To be done:
Every line below that contains "JSON" is to be copied.

A block of data

________

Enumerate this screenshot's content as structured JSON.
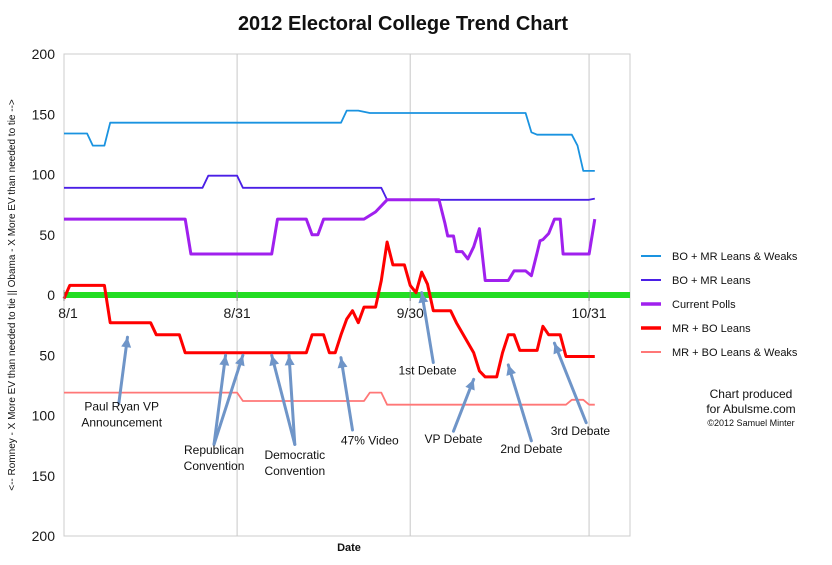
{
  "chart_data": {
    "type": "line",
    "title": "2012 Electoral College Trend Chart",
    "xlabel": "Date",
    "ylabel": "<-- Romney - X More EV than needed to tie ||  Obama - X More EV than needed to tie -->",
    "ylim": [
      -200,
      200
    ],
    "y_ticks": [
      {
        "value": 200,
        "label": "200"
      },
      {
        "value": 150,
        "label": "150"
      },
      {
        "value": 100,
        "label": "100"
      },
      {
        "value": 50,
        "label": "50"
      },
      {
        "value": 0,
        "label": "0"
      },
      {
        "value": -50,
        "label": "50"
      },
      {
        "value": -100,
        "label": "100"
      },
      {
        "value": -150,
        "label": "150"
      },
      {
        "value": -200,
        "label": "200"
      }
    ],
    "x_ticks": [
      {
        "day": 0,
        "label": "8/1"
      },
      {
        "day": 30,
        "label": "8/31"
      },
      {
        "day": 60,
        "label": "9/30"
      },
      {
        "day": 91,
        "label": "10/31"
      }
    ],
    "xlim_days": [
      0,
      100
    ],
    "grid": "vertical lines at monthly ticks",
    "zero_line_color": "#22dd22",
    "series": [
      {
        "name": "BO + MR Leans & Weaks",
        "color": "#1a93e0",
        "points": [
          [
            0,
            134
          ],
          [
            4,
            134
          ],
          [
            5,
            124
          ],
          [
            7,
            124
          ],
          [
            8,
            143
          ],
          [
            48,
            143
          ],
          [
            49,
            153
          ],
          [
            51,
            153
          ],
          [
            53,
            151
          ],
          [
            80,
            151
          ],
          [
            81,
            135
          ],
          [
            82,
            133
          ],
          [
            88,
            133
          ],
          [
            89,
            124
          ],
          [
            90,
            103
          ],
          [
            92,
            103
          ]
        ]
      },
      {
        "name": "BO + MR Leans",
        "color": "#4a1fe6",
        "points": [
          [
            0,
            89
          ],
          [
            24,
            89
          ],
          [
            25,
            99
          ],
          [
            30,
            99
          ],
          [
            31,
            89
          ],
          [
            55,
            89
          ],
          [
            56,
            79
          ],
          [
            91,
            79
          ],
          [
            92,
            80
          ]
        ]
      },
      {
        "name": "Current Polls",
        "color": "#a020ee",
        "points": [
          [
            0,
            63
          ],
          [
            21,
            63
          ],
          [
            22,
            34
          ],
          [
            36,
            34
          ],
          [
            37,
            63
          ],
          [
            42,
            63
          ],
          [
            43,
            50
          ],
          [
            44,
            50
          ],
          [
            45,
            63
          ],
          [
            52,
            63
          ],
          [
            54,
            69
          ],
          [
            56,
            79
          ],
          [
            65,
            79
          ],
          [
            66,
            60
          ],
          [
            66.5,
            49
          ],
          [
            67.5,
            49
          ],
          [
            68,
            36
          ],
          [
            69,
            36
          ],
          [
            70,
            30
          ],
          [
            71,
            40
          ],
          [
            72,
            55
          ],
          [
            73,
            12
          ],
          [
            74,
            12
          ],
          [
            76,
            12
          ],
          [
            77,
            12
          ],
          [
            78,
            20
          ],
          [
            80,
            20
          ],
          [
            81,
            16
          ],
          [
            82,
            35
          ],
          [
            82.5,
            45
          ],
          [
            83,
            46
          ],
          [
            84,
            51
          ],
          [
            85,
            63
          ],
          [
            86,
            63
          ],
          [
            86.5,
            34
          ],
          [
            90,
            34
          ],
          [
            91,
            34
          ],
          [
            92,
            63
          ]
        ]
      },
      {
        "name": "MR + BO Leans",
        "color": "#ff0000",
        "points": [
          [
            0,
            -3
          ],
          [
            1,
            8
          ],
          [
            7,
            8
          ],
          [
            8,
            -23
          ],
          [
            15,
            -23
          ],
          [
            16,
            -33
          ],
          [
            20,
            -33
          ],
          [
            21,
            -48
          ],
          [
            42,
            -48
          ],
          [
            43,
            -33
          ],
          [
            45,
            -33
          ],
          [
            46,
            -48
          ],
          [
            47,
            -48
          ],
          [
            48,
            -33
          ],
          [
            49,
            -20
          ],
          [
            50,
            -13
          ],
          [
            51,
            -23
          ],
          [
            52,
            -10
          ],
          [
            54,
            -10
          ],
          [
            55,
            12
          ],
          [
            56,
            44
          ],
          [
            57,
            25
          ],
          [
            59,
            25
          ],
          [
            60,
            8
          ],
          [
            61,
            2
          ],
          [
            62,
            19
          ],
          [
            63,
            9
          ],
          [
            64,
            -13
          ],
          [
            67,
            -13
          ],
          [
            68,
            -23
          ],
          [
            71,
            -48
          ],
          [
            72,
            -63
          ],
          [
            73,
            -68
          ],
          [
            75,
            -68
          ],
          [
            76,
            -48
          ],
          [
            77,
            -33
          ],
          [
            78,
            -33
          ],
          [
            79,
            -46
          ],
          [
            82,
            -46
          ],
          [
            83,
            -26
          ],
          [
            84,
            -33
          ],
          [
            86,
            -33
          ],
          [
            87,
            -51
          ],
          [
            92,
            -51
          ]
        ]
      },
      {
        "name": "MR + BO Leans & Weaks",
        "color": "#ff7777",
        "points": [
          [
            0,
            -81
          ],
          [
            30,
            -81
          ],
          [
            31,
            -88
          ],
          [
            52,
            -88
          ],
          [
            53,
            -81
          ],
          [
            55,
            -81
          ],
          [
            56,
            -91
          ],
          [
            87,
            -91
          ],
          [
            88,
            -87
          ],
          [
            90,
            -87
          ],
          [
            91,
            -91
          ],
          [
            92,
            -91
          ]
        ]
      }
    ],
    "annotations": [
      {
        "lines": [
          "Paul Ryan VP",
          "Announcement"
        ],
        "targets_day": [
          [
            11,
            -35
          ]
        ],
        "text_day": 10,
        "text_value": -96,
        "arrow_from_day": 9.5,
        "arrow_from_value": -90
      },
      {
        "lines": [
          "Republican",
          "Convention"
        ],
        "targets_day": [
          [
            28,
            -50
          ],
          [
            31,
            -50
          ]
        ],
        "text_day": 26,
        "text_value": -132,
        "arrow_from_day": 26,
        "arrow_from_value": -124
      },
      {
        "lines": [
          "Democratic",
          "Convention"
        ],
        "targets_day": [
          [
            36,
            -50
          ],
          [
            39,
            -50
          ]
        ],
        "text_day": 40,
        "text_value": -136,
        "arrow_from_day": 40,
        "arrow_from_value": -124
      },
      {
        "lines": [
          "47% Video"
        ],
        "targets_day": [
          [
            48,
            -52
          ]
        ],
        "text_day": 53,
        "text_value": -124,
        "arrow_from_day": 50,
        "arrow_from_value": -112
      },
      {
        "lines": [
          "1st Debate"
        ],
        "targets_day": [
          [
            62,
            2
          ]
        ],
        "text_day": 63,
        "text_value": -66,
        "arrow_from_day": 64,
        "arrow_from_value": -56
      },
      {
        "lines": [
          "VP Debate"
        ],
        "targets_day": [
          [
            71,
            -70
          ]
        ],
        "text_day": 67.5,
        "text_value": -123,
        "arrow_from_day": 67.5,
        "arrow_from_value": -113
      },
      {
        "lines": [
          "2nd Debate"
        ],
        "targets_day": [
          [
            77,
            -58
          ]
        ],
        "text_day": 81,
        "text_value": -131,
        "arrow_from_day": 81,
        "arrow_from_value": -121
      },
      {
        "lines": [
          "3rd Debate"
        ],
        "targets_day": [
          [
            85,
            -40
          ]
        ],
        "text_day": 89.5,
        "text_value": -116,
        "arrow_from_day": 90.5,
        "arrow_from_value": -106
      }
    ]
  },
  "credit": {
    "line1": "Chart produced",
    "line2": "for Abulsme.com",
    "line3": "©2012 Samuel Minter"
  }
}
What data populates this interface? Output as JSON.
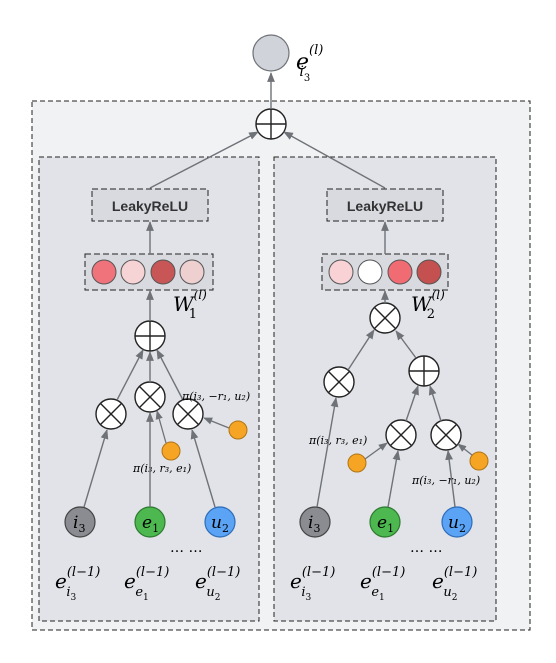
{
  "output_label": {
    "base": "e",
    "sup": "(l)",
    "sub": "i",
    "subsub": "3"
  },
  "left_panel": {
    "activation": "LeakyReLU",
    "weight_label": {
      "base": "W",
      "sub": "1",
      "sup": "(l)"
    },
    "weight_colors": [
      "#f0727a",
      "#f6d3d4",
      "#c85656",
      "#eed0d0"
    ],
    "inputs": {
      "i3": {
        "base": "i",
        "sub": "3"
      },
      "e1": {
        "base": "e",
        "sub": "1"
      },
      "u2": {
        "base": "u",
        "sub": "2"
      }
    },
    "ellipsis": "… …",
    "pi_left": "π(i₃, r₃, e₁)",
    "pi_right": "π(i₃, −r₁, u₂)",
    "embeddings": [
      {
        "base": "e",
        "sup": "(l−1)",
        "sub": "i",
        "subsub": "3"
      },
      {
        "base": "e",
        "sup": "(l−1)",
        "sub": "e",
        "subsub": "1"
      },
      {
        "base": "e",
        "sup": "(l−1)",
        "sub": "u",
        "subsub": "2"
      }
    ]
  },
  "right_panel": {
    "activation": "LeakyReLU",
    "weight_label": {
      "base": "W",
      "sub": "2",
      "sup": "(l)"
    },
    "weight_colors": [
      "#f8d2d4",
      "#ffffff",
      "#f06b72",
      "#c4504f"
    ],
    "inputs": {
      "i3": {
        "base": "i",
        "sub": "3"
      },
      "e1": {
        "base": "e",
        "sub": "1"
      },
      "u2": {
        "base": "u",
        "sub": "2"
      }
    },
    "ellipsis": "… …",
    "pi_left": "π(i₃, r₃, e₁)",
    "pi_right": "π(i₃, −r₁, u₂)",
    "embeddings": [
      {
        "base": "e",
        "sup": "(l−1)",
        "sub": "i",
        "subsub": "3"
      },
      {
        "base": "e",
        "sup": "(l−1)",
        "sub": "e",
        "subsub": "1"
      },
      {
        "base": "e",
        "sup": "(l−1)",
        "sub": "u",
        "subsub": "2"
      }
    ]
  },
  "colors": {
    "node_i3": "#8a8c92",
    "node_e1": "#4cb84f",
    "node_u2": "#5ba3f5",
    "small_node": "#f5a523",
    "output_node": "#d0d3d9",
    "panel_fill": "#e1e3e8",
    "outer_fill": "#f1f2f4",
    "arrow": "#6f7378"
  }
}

________

Correct response:
Enumerate this screenshot's content as structured JSON.
What data populates this interface? Output as JSON.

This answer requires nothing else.